#### Provided information ####

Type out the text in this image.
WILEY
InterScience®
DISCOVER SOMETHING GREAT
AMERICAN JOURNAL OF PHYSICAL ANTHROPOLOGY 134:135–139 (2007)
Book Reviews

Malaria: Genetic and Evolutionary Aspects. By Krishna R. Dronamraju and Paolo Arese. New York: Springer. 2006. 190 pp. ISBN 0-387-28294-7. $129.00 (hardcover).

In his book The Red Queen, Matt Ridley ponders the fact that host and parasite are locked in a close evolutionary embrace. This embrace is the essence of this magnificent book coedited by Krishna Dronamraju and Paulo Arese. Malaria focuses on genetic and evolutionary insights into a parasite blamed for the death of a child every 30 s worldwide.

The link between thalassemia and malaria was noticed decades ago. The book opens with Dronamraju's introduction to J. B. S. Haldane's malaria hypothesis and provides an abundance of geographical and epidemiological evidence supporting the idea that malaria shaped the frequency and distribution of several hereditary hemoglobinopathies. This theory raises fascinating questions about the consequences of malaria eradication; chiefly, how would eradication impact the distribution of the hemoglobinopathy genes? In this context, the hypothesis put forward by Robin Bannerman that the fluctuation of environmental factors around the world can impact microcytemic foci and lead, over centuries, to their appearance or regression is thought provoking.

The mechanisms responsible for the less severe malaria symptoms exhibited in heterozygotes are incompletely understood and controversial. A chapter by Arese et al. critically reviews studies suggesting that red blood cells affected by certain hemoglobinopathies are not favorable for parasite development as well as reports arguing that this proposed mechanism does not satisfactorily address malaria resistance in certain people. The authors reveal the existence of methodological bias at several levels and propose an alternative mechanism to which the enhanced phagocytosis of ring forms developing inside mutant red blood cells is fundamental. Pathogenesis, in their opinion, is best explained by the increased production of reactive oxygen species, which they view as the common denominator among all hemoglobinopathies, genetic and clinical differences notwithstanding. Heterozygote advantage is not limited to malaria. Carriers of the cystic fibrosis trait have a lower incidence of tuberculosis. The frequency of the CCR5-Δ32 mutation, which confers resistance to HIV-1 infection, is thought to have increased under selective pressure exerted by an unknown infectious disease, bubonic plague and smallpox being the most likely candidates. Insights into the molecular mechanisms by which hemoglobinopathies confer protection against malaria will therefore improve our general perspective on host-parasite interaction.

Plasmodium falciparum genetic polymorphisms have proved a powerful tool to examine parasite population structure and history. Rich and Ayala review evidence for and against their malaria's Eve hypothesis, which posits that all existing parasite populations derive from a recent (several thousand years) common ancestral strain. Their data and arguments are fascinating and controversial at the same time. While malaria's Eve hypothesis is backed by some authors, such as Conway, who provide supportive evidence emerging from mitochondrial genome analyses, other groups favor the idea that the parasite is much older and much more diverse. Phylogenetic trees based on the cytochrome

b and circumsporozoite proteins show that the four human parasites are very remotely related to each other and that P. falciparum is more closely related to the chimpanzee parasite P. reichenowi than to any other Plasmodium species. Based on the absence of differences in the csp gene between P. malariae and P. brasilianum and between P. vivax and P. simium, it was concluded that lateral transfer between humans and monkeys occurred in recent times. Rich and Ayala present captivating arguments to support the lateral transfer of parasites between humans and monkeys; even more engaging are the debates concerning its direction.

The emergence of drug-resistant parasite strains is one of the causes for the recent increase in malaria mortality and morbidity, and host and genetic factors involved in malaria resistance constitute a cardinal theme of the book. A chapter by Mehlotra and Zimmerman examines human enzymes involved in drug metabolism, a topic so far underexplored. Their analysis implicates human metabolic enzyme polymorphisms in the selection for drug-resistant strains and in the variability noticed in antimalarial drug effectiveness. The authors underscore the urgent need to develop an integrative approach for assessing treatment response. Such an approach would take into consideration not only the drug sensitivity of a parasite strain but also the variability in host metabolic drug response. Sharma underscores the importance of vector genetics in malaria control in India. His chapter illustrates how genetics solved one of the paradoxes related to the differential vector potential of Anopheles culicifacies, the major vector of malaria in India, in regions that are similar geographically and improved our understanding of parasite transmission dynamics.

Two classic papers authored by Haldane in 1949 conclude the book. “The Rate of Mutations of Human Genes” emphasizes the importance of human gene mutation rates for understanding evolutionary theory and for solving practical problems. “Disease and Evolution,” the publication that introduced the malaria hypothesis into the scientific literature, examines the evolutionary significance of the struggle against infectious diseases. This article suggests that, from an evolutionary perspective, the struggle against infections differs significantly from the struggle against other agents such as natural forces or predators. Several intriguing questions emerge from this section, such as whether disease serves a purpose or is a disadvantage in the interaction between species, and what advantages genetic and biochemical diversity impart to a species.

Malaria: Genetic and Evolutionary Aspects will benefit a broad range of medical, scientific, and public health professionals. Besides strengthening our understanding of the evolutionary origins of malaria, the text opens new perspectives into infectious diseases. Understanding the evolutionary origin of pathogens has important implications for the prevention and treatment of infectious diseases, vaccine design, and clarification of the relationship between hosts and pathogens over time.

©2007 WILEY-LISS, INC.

####
#### Provided information ####

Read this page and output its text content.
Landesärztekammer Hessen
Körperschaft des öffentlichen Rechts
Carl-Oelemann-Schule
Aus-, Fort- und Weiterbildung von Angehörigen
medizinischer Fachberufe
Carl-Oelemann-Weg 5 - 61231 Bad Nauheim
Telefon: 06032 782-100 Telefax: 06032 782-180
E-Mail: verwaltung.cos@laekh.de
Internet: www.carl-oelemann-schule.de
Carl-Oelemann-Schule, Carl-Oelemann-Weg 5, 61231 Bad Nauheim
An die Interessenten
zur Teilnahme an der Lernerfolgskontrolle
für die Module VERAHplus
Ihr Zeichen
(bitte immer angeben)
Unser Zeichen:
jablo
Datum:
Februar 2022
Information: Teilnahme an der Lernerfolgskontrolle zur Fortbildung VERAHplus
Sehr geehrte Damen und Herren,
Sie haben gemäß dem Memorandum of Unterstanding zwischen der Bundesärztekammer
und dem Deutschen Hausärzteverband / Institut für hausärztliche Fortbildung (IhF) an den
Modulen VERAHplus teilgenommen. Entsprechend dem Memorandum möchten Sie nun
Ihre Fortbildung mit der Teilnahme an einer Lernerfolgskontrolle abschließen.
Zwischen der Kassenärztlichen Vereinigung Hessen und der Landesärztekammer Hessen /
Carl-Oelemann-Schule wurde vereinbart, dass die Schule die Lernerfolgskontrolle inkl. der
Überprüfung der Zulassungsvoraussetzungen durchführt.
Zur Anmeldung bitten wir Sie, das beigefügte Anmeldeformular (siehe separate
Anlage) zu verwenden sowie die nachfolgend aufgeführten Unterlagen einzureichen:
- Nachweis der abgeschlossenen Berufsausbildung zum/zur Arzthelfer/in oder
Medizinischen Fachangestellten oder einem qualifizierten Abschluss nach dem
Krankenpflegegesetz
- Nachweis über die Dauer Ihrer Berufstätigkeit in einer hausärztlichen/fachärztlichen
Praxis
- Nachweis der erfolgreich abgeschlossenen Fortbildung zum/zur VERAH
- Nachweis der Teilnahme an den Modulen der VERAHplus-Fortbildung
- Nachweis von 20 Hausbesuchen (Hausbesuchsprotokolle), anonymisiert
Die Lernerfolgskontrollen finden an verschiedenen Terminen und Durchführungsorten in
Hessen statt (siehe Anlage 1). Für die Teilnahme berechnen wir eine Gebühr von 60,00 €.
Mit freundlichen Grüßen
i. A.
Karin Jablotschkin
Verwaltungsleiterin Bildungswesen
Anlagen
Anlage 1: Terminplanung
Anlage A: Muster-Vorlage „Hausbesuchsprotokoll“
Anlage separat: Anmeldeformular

####
#### Provided information ####

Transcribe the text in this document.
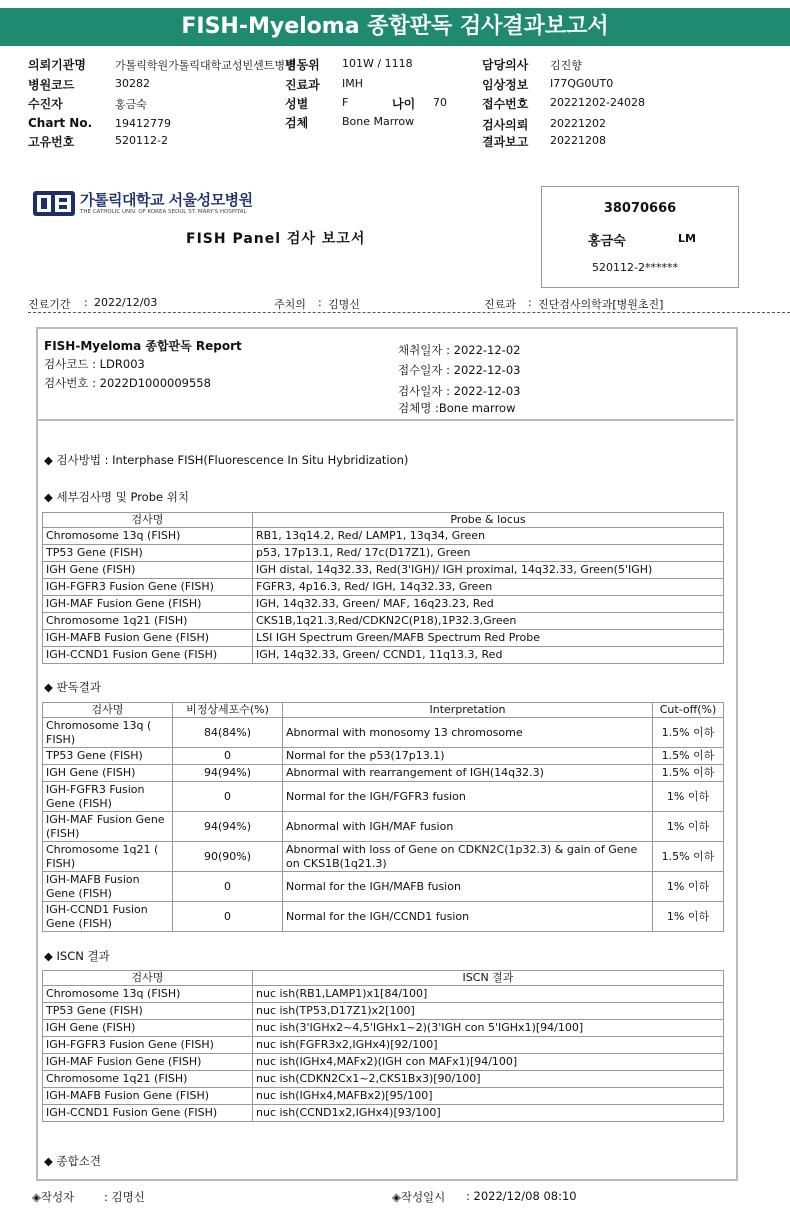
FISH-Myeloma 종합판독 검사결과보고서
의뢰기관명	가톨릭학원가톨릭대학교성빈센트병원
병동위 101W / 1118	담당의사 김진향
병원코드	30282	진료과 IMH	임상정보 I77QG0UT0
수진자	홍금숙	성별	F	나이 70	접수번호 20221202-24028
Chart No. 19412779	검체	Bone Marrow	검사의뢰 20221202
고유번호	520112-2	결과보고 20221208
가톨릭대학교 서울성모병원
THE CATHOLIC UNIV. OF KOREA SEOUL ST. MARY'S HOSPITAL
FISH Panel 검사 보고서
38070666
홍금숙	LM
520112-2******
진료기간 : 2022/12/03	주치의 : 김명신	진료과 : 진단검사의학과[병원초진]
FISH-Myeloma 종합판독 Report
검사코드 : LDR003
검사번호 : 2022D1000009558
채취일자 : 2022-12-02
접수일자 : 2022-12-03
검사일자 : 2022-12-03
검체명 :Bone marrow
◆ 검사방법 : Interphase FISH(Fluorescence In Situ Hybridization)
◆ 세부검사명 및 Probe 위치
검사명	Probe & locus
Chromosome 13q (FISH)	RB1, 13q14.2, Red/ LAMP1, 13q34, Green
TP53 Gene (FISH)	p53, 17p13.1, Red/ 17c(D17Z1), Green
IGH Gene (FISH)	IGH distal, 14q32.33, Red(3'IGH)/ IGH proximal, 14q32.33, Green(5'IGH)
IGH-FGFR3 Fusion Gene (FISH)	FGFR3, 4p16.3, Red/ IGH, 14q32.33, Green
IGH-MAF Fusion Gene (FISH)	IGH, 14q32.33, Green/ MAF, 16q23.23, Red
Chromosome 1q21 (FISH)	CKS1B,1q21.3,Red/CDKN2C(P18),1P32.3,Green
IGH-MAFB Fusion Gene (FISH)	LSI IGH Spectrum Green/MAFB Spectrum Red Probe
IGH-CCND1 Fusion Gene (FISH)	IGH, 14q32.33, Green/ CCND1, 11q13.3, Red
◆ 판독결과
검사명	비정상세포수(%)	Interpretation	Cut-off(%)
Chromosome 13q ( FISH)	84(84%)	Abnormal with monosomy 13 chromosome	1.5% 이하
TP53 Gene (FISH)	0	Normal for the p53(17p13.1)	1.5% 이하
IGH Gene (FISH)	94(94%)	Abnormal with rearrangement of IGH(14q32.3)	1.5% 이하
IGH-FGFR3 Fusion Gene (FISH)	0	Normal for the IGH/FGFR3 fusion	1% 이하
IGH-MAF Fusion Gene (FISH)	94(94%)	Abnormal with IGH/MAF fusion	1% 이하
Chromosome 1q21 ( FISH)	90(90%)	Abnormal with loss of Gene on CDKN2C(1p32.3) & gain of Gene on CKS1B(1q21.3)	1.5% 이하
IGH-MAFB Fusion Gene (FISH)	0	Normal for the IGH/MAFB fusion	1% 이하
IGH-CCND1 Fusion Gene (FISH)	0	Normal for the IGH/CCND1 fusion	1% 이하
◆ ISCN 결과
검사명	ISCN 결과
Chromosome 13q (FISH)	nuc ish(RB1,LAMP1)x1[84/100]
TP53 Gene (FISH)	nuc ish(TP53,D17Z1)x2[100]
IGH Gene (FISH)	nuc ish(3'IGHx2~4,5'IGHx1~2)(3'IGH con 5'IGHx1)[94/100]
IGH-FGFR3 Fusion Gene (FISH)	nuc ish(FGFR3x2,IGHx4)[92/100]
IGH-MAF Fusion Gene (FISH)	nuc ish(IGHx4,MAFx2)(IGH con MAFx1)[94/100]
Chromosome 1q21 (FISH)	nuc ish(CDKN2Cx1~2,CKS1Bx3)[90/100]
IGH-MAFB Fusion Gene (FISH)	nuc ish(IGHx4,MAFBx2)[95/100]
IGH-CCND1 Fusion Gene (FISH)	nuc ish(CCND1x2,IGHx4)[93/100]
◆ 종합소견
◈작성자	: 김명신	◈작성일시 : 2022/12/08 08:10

####

> **What to work on**
Find the lines above that hold "abgeschlossenen", then copy each of them.

> **Completed exercise**
- Nachweis der abgeschlossenen Berufsausbildung zum/zur Arzthelfer/in oder
- Nachweis der erfolgreich abgeschlossenen Fortbildung zum/zur VERAH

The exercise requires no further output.